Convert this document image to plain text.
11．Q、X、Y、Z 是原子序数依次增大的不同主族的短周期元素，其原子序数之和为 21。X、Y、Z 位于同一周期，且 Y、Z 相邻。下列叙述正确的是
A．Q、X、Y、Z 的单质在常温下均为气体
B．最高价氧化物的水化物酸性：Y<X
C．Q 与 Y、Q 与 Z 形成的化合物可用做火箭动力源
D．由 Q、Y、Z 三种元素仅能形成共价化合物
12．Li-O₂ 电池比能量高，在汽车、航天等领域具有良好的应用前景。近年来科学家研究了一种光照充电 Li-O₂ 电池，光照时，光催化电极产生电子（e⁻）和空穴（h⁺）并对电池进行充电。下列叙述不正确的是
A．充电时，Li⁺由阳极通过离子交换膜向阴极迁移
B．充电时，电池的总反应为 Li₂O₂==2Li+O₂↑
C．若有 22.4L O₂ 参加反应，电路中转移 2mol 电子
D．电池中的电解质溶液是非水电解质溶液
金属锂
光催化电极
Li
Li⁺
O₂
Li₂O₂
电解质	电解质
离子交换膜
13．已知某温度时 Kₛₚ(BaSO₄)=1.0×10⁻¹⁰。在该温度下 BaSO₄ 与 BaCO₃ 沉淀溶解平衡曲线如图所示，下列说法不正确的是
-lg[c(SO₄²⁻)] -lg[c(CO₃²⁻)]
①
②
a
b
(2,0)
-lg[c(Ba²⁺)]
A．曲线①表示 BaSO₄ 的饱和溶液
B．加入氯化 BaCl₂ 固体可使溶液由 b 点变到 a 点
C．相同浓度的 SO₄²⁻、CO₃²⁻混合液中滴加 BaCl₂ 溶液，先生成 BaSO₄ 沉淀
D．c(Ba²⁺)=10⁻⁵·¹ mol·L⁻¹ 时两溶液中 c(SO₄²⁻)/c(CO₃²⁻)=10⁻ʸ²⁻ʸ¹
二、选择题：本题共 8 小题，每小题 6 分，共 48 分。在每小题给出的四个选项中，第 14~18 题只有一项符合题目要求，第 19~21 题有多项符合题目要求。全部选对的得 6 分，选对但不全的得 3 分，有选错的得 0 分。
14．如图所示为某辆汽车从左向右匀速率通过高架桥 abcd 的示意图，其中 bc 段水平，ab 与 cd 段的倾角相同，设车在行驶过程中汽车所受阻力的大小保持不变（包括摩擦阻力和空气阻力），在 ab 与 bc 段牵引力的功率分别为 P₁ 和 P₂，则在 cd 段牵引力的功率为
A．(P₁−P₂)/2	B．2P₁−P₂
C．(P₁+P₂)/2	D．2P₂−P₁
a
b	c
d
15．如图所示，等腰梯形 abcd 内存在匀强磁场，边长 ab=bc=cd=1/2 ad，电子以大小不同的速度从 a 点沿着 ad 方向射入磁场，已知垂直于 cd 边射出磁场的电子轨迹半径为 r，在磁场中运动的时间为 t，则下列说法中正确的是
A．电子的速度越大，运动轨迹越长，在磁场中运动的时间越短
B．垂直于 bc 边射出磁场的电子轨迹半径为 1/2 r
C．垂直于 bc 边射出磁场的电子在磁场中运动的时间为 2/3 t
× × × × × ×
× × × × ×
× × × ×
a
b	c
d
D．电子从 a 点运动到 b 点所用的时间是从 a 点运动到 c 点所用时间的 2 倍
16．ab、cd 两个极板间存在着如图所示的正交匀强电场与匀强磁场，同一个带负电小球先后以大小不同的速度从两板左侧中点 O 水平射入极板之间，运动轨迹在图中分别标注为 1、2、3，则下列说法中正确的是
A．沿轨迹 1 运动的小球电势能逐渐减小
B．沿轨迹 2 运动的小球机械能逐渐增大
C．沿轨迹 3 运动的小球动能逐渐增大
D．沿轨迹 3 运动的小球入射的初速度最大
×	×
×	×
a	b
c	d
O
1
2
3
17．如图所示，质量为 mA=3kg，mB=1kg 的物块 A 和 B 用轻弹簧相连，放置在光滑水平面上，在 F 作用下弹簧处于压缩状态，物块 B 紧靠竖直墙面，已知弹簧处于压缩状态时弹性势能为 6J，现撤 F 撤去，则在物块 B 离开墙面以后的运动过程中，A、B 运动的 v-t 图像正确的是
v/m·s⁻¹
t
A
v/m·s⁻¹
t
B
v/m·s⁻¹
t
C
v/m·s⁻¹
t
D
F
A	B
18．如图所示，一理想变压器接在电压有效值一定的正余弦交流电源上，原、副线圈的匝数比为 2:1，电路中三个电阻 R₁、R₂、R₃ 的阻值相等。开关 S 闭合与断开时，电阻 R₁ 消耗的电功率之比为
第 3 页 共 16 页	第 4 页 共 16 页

◇ ◇ ◇ ◇ ◇

GIVEN EXERCISE:
Every line holding "则下列说法中正确的是" should be copied out.

OUTPUT:
15．如图所示，等腰梯形 abcd 内存在匀强磁场，边长 ab=bc=cd=1/2 ad，电子以大小不同的速度从 a 点沿着 ad 方向射入磁场，已知垂直于 cd 边射出磁场的电子轨迹半径为 r，在磁场中运动的时间为 t，则下列说法中正确的是
16．ab、cd 两个极板间存在着如图所示的正交匀强电场与匀强磁场，同一个带负电小球先后以大小不同的速度从两板左侧中点 O 水平射入极板之间，运动轨迹在图中分别标注为 1、2、3，则下列说法中正确的是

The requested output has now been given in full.